Job: Count the lines below that contain the word "data", and reply with that number alone.
▬▬▬▬▬▬
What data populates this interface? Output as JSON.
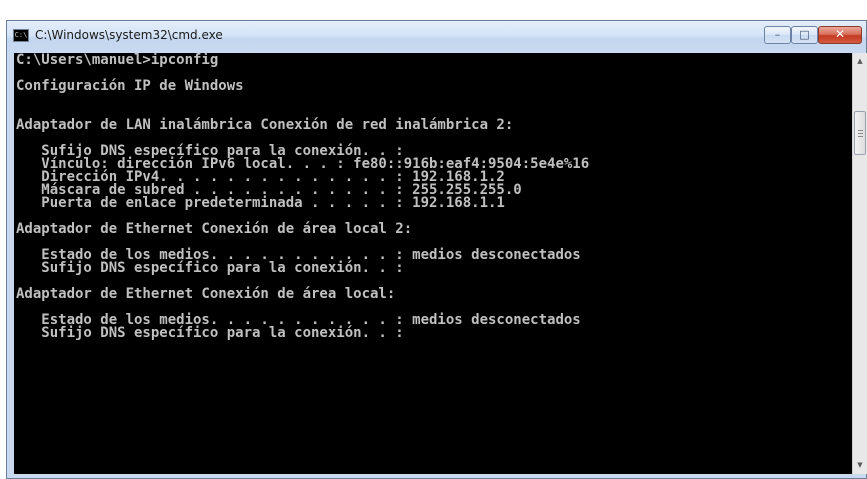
{
  "window": {
    "title": "C:\\Windows\\system32\\cmd.exe",
    "icon_name": "cmd-icon",
    "icon_glyph": "C:\\",
    "controls": {
      "minimize_glyph": "–",
      "maximize_glyph": "□",
      "close_glyph": "✕"
    }
  },
  "console": {
    "background": "#000000",
    "foreground": "#c0c0c0",
    "lines": [
      "C:\\Users\\manuel>ipconfig",
      "",
      "Configuración IP de Windows",
      "",
      "",
      "Adaptador de LAN inalámbrica Conexión de red inalámbrica 2:",
      "",
      "   Sufijo DNS específico para la conexión. . :",
      "   Vínculo: dirección IPv6 local. . . : fe80::916b:eaf4:9504:5e4e%16",
      "   Dirección IPv4. . . . . . . . . . . . . . : 192.168.1.2",
      "   Máscara de subred . . . . . . . . . . . . : 255.255.255.0",
      "   Puerta de enlace predeterminada . . . . . : 192.168.1.1",
      "",
      "Adaptador de Ethernet Conexión de área local 2:",
      "",
      "   Estado de los medios. . . . . . . . . . . : medios desconectados",
      "   Sufijo DNS específico para la conexión. . :",
      "",
      "Adaptador de Ethernet Conexión de área local:",
      "",
      "   Estado de los medios. . . . . . . . . . . : medios desconectados",
      "   Sufijo DNS específico para la conexión. . :"
    ]
  },
  "scrollbar": {
    "up_glyph": "▲",
    "down_glyph": "▼",
    "position": 0.12
  }
}
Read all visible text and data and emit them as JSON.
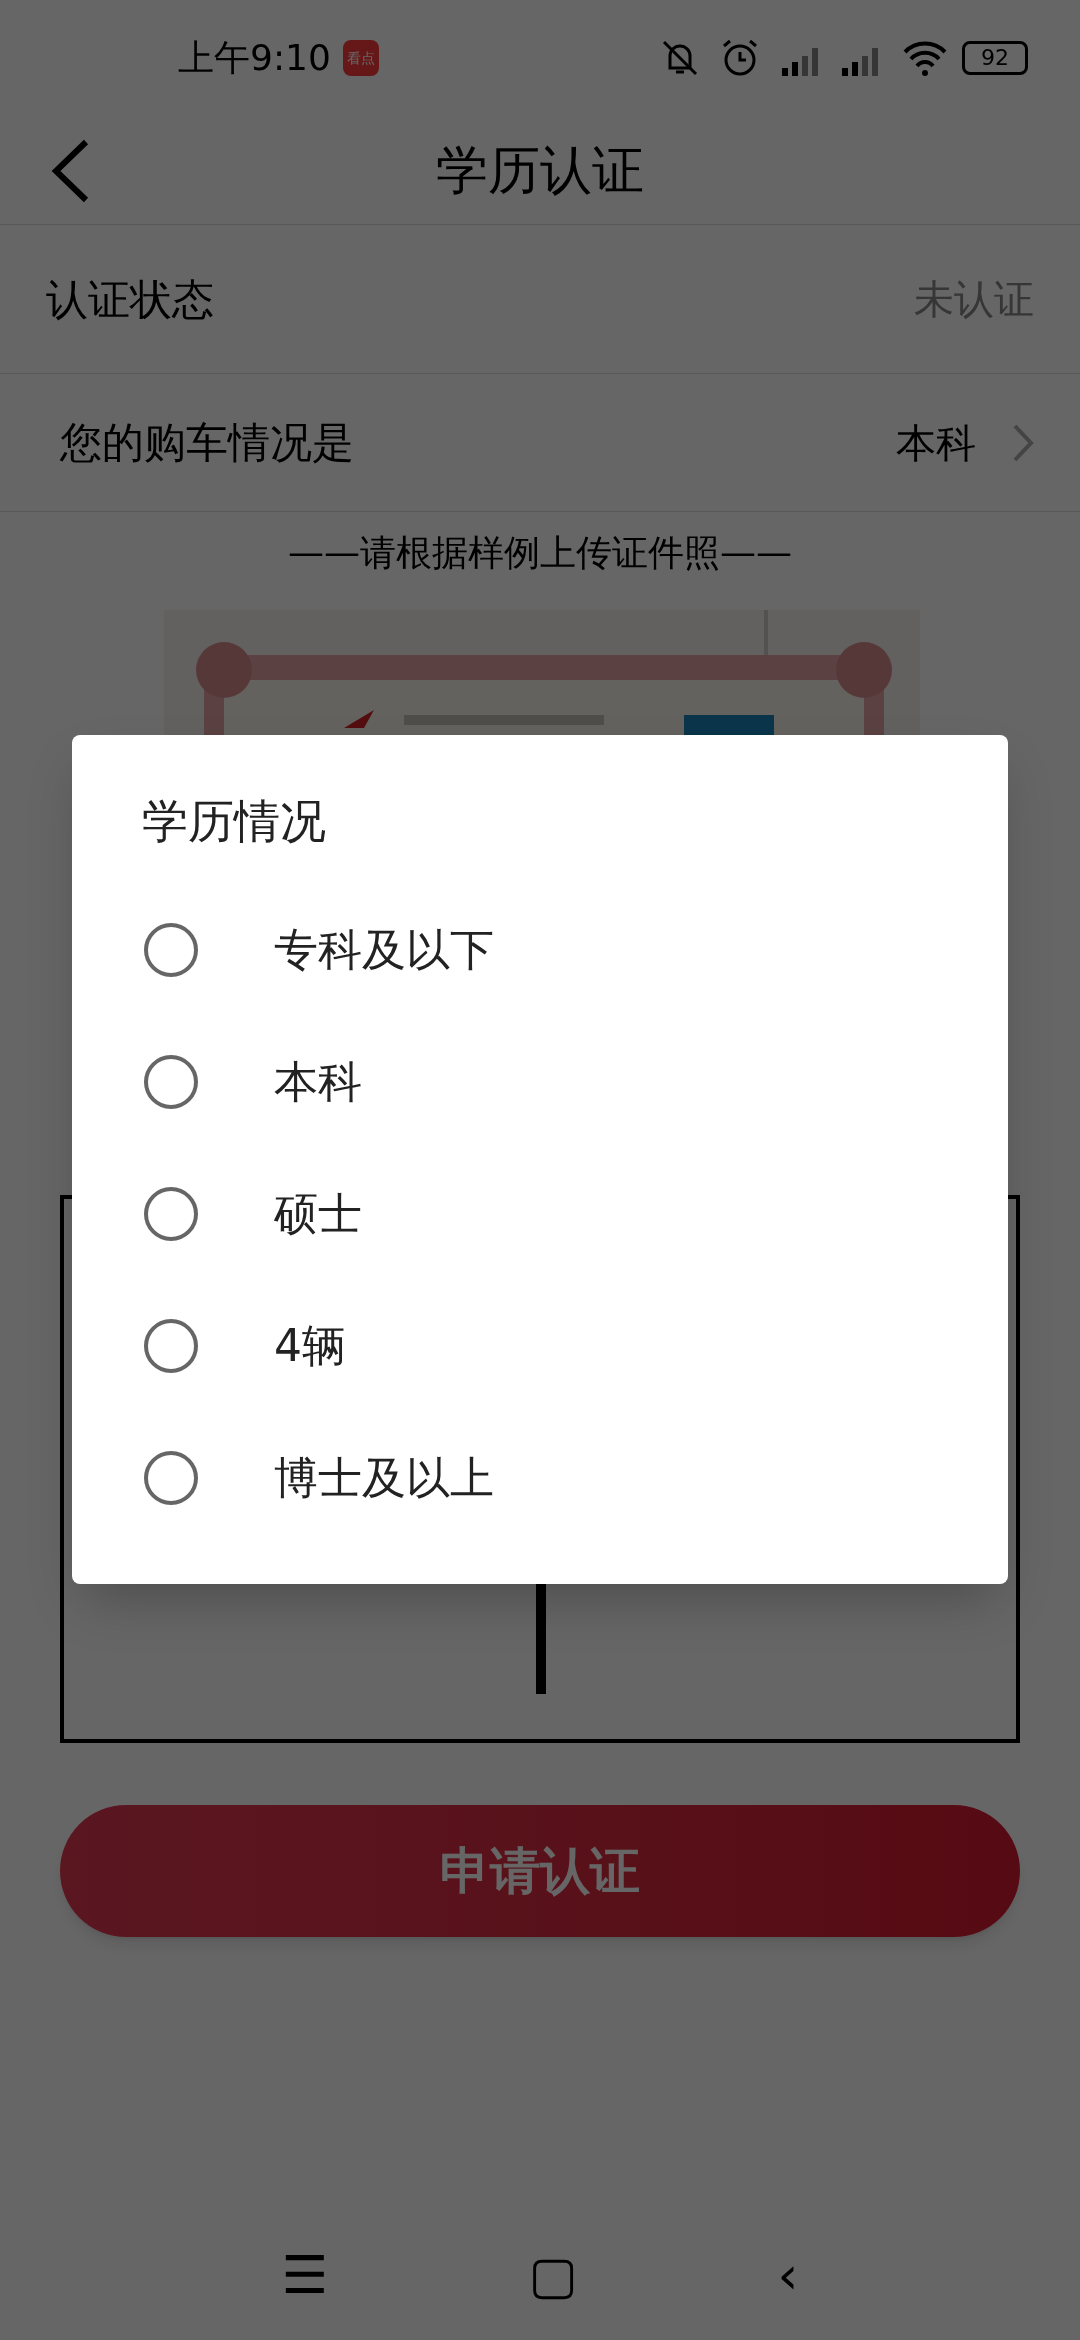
▬▬▬▬▬▬
Worked solution: 2